Goal of the exercise –
Give back all the data exactly, line by line.

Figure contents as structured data
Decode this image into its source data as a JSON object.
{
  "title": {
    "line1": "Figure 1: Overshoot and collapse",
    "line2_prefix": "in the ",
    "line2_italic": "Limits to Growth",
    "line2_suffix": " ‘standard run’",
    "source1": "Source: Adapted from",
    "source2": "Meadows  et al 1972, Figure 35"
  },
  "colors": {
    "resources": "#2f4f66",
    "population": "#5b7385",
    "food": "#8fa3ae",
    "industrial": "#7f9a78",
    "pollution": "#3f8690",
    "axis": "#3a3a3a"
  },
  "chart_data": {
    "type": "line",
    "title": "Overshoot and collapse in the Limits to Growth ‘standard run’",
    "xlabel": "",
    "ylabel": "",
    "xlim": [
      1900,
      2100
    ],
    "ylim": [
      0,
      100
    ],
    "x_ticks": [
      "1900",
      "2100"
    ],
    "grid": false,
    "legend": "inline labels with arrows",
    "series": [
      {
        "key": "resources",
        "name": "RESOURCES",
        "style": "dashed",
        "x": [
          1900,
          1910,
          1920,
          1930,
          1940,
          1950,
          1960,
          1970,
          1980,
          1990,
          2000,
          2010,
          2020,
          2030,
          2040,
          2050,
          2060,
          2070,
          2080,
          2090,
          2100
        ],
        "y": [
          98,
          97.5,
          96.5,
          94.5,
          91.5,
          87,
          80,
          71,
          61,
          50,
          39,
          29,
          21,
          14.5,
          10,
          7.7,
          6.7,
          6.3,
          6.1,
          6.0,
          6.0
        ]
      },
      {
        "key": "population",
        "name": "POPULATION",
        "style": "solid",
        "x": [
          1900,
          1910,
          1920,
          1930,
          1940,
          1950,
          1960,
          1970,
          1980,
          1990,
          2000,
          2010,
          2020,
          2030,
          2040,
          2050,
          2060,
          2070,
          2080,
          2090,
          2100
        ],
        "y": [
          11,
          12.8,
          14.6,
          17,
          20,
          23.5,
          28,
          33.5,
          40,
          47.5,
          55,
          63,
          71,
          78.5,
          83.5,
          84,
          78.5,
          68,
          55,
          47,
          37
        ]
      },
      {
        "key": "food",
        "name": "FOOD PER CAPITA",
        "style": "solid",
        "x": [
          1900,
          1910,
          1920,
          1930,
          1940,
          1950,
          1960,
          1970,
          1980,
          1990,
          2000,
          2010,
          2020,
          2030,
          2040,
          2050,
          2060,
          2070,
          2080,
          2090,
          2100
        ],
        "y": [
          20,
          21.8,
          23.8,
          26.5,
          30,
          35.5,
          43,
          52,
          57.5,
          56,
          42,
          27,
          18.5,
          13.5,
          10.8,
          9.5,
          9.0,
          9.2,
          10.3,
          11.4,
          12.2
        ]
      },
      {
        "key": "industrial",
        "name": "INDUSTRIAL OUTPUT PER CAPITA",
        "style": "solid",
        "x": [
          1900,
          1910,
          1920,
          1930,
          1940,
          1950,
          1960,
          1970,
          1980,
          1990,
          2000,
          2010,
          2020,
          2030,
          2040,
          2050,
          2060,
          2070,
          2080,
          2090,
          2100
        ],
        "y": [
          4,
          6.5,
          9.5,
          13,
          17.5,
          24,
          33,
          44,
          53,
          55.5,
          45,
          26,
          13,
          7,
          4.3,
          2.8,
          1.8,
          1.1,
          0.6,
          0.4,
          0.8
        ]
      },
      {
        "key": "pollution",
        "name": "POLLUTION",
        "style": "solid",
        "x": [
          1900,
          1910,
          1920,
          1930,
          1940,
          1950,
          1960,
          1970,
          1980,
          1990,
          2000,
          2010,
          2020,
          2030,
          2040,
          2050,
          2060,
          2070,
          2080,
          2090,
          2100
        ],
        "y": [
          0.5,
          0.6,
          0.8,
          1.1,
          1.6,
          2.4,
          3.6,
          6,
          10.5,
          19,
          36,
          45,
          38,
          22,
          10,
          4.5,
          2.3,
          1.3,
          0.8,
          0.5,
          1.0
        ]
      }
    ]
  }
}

Task response –
Decode this image into its source data as a JSON object.
{
  "title": {
    "line1": "Figure 1: Overshoot and collapse",
    "line2_prefix": "in the ",
    "line2_italic": "Limits to Growth",
    "line2_suffix": " ‘standard run’",
    "source1": "Source: Adapted from",
    "source2": "Meadows  et al 1972, Figure 35"
  },
  "colors": {
    "resources": "#2f4f66",
    "population": "#5b7385",
    "food": "#8fa3ae",
    "industrial": "#7f9a78",
    "pollution": "#3f8690",
    "axis": "#3a3a3a"
  },
  "chart_data": {
    "type": "line",
    "title": "Overshoot and collapse in the Limits to Growth ‘standard run’",
    "xlabel": "",
    "ylabel": "",
    "xlim": [
      1900,
      2100
    ],
    "ylim": [
      0,
      100
    ],
    "x_ticks": [
      "1900",
      "2100"
    ],
    "grid": false,
    "legend": "inline labels with arrows",
    "series": [
      {
        "key": "resources",
        "name": "RESOURCES",
        "style": "dashed",
        "x": [
          1900,
          1910,
          1920,
          1930,
          1940,
          1950,
          1960,
          1970,
          1980,
          1990,
          2000,
          2010,
          2020,
          2030,
          2040,
          2050,
          2060,
          2070,
          2080,
          2090,
          2100
        ],
        "y": [
          98,
          97.5,
          96.5,
          94.5,
          91.5,
          87,
          80,
          71,
          61,
          50,
          39,
          29,
          21,
          14.5,
          10,
          7.7,
          6.7,
          6.3,
          6.1,
          6.0,
          6.0
        ]
      },
      {
        "key": "population",
        "name": "POPULATION",
        "style": "solid",
        "x": [
          1900,
          1910,
          1920,
          1930,
          1940,
          1950,
          1960,
          1970,
          1980,
          1990,
          2000,
          2010,
          2020,
          2030,
          2040,
          2050,
          2060,
          2070,
          2080,
          2090,
          2100
        ],
        "y": [
          11,
          12.8,
          14.6,
          17,
          20,
          23.5,
          28,
          33.5,
          40,
          47.5,
          55,
          63,
          71,
          78.5,
          83.5,
          84,
          78.5,
          68,
          55,
          47,
          37
        ]
      },
      {
        "key": "food",
        "name": "FOOD PER CAPITA",
        "style": "solid",
        "x": [
          1900,
          1910,
          1920,
          1930,
          1940,
          1950,
          1960,
          1970,
          1980,
          1990,
          2000,
          2010,
          2020,
          2030,
          2040,
          2050,
          2060,
          2070,
          2080,
          2090,
          2100
        ],
        "y": [
          20,
          21.8,
          23.8,
          26.5,
          30,
          35.5,
          43,
          52,
          57.5,
          56,
          42,
          27,
          18.5,
          13.5,
          10.8,
          9.5,
          9.0,
          9.2,
          10.3,
          11.4,
          12.2
        ]
      },
      {
        "key": "industrial",
        "name": "INDUSTRIAL OUTPUT PER CAPITA",
        "style": "solid",
        "x": [
          1900,
          1910,
          1920,
          1930,
          1940,
          1950,
          1960,
          1970,
          1980,
          1990,
          2000,
          2010,
          2020,
          2030,
          2040,
          2050,
          2060,
          2070,
          2080,
          2090,
          2100
        ],
        "y": [
          4,
          6.5,
          9.5,
          13,
          17.5,
          24,
          33,
          44,
          53,
          55.5,
          45,
          26,
          13,
          7,
          4.3,
          2.8,
          1.8,
          1.1,
          0.6,
          0.4,
          0.8
        ]
      },
      {
        "key": "pollution",
        "name": "POLLUTION",
        "style": "solid",
        "x": [
          1900,
          1910,
          1920,
          1930,
          1940,
          1950,
          1960,
          1970,
          1980,
          1990,
          2000,
          2010,
          2020,
          2030,
          2040,
          2050,
          2060,
          2070,
          2080,
          2090,
          2100
        ],
        "y": [
          0.5,
          0.6,
          0.8,
          1.1,
          1.6,
          2.4,
          3.6,
          6,
          10.5,
          19,
          36,
          45,
          38,
          22,
          10,
          4.5,
          2.3,
          1.3,
          0.8,
          0.5,
          1.0
        ]
      }
    ]
  }
}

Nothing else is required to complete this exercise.